WHAT IS BEING ASKED: Extract, from the records beneath this instruction, each line that contains the word "family".

SUPPLIED INFORMATION:
▼

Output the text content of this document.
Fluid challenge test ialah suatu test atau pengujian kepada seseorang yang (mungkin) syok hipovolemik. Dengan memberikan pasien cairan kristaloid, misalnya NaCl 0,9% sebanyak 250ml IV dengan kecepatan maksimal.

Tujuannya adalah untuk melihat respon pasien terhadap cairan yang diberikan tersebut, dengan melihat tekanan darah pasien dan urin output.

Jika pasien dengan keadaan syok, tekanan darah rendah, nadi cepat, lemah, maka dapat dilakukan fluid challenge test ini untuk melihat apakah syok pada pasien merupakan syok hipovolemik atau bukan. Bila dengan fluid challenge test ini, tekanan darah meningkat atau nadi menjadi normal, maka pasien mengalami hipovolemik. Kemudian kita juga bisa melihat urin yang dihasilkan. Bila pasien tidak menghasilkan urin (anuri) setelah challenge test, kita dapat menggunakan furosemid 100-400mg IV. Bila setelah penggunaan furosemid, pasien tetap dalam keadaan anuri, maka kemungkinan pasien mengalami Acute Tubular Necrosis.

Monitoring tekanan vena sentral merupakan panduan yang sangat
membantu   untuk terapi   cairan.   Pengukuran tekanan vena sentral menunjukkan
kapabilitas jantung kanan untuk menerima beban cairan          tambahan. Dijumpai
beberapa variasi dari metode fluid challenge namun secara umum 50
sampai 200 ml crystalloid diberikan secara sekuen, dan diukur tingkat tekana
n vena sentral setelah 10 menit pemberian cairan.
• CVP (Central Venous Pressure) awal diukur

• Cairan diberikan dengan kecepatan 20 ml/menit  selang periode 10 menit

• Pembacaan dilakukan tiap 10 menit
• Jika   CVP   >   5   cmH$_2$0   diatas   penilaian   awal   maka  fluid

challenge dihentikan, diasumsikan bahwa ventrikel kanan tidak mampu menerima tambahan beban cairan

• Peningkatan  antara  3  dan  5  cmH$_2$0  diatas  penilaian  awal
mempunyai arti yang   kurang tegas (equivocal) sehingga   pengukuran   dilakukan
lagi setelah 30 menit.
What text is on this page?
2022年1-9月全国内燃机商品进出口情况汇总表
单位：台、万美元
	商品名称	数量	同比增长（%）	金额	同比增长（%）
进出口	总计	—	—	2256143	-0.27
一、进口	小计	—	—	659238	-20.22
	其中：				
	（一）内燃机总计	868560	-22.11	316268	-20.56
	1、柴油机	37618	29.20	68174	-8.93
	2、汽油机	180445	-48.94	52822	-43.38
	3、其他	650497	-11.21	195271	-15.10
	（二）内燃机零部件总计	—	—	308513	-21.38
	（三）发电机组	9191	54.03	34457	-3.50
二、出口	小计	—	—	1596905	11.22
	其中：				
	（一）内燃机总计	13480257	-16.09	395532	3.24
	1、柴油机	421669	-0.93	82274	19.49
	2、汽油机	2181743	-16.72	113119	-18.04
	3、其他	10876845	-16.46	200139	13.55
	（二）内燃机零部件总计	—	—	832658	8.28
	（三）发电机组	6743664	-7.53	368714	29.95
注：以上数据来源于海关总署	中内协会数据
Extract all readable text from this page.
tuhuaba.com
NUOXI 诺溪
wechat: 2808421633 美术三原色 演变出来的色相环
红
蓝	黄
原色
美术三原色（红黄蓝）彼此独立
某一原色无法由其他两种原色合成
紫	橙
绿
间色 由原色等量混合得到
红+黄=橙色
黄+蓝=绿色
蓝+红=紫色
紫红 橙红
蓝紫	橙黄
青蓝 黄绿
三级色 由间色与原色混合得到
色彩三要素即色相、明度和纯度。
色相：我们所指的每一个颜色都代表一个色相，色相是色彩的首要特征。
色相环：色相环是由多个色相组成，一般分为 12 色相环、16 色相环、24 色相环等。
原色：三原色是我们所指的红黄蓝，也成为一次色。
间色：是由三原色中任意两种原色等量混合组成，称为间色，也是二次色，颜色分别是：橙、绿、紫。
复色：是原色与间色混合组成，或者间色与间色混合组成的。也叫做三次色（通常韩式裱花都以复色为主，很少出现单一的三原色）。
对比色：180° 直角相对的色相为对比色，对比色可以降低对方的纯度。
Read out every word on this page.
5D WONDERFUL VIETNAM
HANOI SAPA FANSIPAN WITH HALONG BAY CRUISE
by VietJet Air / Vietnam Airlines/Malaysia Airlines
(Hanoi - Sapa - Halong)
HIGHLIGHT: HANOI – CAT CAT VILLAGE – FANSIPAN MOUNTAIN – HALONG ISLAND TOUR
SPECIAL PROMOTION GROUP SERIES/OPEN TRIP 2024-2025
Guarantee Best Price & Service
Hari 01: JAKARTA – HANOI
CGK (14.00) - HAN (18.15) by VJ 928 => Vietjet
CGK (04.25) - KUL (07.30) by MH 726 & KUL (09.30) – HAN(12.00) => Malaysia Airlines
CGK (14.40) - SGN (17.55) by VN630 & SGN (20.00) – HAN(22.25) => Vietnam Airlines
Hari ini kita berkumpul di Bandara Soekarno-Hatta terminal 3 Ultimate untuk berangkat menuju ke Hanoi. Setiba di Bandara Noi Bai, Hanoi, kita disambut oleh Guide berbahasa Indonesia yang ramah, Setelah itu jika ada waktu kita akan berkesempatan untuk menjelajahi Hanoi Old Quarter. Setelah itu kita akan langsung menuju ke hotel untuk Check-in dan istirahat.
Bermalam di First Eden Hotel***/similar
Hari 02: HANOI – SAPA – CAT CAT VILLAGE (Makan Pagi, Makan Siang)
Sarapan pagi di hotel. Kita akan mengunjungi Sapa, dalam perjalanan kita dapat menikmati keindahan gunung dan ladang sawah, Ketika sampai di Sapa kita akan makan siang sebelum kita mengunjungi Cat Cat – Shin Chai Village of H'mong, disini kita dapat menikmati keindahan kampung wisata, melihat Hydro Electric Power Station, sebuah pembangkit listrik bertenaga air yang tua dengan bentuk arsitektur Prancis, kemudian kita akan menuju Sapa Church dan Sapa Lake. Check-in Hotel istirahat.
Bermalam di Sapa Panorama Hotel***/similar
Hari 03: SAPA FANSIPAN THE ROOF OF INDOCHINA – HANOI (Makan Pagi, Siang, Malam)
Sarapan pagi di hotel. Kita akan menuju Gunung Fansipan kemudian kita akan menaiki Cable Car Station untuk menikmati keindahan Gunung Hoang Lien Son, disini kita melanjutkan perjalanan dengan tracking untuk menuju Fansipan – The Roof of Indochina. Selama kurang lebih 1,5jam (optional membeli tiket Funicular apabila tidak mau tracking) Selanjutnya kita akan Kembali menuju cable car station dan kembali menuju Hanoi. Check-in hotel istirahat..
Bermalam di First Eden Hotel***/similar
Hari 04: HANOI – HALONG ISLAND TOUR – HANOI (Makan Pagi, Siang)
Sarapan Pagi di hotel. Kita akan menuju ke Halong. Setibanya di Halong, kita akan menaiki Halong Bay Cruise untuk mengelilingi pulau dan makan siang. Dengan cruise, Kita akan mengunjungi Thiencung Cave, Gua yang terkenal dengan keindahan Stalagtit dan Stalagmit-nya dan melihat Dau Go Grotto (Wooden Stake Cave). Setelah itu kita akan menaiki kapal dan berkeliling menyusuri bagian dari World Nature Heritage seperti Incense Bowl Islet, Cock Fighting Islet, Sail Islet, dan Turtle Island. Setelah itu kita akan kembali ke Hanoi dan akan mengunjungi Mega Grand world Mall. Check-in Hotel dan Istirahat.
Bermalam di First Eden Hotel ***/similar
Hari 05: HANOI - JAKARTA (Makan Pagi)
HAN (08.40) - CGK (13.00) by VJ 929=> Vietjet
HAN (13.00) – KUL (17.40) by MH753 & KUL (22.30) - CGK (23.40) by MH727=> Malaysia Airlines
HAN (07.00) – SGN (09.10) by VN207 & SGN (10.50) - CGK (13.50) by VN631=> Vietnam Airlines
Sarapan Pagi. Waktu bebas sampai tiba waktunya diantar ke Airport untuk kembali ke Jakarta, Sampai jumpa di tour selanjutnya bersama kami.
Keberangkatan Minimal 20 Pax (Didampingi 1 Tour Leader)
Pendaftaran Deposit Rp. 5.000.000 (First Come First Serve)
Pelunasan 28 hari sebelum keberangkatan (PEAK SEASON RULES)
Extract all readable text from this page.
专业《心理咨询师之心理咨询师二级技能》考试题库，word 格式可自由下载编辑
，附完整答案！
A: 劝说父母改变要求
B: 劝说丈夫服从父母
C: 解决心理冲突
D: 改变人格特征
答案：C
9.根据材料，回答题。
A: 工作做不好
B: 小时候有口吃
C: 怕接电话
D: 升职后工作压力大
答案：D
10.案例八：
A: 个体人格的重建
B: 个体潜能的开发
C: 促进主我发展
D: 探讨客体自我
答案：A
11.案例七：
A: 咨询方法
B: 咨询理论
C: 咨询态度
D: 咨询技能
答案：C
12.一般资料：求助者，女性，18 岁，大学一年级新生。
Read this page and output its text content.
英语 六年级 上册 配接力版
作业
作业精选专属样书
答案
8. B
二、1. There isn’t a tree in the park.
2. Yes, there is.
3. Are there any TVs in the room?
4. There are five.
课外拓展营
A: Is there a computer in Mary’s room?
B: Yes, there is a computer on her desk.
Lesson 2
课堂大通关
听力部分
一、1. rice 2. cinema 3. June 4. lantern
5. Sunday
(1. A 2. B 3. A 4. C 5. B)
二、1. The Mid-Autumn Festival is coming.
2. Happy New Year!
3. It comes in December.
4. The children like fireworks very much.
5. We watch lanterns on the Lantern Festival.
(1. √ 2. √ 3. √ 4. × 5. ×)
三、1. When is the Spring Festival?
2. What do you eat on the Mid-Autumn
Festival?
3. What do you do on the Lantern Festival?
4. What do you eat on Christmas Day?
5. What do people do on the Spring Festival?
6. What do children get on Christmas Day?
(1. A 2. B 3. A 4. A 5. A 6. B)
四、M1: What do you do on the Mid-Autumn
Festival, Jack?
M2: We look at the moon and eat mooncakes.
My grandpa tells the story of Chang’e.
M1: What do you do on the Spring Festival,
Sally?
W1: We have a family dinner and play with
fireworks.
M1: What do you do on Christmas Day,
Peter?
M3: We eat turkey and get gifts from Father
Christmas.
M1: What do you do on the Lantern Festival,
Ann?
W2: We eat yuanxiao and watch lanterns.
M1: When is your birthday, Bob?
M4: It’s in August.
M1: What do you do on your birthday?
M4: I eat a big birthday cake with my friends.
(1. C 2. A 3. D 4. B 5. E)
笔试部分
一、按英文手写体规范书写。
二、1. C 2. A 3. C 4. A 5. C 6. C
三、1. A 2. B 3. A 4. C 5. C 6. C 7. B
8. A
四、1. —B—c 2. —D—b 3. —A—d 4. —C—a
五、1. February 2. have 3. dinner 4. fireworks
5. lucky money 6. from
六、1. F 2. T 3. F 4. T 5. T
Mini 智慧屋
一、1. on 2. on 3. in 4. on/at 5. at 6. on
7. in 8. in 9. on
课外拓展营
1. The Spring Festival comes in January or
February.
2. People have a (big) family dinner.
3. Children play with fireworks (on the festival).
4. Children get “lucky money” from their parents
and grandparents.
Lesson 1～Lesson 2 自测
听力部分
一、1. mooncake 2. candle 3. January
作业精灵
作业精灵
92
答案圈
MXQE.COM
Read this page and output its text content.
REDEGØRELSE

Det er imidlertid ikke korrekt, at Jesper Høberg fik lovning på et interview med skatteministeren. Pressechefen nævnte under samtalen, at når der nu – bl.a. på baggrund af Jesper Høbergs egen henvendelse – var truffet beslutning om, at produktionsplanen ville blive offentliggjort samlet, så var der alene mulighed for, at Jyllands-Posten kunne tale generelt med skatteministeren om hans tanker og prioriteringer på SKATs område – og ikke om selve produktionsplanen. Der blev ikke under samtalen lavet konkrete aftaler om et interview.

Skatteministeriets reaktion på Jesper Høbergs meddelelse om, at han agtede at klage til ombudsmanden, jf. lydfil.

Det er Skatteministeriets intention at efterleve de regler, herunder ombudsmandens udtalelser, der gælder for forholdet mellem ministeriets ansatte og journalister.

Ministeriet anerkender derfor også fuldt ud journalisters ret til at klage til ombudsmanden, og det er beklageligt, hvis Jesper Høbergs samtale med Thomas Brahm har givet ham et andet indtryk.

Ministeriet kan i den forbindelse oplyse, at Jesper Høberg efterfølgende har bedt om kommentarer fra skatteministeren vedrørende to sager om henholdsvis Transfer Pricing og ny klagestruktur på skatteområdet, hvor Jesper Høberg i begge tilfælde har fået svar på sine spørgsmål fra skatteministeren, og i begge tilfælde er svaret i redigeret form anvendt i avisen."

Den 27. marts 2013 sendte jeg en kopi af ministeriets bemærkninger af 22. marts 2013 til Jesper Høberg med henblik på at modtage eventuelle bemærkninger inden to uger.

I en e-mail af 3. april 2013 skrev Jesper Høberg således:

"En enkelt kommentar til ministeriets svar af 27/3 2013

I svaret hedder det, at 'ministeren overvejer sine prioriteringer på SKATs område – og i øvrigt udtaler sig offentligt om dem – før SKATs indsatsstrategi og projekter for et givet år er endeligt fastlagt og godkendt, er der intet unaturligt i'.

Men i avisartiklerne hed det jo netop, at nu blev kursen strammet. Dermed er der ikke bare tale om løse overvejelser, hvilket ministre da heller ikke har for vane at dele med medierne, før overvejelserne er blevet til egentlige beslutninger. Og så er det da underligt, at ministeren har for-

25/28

▲

REPLY TO THE TASK:
W1: We have a family dinner and play with
2. People have a (big) family dinner.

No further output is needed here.